* **TASK TO CARRY OUT**
In the data that follows, count each line holding the string "dotted"; answer with the number only.

[Records about charts and figures]
------------------------------
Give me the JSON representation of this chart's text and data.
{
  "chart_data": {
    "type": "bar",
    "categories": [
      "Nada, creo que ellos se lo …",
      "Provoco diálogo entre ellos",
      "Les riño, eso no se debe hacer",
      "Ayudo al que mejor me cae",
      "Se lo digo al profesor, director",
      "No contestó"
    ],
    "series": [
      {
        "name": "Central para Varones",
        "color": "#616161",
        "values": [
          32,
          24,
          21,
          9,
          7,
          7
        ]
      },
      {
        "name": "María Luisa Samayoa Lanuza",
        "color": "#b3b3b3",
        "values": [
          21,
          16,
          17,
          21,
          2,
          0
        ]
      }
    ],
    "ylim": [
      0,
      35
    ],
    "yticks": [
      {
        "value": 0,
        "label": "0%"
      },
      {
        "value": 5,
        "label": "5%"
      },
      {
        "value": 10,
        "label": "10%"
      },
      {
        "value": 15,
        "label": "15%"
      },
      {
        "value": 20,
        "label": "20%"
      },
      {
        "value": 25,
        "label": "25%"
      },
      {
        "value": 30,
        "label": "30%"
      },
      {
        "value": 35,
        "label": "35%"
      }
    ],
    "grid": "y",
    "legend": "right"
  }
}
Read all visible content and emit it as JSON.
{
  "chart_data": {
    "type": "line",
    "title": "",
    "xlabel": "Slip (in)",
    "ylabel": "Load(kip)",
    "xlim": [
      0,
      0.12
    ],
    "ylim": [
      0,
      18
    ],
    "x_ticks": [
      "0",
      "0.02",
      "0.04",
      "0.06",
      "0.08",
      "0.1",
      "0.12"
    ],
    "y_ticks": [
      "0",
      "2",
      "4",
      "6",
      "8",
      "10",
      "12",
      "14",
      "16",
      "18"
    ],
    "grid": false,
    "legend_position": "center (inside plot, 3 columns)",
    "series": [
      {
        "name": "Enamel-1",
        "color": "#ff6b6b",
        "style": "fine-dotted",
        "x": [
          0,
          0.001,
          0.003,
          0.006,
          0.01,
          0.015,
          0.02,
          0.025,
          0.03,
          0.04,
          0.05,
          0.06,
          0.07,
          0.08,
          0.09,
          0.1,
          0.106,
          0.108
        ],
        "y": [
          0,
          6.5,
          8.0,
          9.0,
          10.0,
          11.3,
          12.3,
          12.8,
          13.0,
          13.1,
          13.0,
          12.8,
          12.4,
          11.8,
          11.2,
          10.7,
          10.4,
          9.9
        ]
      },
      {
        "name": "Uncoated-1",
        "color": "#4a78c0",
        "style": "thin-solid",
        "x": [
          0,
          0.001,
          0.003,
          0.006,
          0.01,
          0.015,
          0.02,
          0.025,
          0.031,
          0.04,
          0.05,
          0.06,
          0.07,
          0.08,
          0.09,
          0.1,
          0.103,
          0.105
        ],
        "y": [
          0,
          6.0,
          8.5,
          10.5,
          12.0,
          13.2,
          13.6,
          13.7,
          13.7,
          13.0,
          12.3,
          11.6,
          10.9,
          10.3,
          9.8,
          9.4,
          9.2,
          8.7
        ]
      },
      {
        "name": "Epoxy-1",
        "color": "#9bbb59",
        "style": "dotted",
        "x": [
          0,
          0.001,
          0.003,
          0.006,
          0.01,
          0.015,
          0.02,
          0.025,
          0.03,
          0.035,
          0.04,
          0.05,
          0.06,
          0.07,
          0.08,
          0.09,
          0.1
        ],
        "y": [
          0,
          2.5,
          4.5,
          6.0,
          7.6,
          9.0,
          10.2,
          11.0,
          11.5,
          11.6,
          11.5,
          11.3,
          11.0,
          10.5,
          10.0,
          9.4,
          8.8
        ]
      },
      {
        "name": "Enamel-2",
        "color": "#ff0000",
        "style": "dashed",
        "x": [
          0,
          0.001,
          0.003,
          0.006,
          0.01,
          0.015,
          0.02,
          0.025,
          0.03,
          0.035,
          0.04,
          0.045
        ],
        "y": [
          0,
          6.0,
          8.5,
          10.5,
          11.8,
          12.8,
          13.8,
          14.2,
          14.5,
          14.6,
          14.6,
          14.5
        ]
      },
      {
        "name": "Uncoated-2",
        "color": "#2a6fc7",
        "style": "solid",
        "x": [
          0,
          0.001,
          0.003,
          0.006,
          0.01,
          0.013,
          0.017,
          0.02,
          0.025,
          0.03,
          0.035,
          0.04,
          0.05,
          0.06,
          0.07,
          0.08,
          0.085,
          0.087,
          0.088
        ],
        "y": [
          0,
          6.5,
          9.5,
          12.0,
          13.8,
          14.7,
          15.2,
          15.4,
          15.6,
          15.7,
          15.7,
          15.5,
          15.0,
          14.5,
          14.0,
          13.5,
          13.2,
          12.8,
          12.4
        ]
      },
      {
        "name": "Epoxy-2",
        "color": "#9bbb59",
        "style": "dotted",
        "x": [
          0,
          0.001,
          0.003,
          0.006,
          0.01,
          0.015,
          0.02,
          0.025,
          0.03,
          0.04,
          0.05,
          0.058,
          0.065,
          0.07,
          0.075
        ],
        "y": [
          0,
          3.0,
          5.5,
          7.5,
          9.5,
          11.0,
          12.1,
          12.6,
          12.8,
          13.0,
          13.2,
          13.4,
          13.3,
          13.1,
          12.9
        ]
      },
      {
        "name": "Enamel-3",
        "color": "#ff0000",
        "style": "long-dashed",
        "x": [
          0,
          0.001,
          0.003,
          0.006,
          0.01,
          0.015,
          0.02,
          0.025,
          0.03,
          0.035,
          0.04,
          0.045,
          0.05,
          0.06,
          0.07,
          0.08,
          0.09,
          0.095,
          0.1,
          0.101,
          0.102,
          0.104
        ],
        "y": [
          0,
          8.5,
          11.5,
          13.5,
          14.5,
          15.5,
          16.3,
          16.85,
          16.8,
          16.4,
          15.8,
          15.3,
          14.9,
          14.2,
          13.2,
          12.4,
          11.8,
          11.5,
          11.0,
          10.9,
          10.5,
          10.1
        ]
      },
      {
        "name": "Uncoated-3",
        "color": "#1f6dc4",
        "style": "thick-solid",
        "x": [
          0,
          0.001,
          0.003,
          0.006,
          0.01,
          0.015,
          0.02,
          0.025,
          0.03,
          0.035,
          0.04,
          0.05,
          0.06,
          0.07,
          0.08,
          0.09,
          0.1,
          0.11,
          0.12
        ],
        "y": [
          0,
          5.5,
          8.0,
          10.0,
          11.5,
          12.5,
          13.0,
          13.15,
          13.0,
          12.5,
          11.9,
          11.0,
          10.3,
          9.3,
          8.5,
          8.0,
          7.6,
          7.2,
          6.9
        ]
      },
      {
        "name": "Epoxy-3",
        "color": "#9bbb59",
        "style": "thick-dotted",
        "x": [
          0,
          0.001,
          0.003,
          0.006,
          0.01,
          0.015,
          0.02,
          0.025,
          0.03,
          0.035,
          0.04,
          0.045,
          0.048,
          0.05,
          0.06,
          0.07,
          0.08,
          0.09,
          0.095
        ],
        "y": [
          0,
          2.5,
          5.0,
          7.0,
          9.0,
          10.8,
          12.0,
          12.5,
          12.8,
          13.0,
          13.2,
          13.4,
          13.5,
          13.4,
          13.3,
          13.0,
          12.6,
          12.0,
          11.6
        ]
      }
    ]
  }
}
------------------------------
* **EXERCISE OUTPUT**
4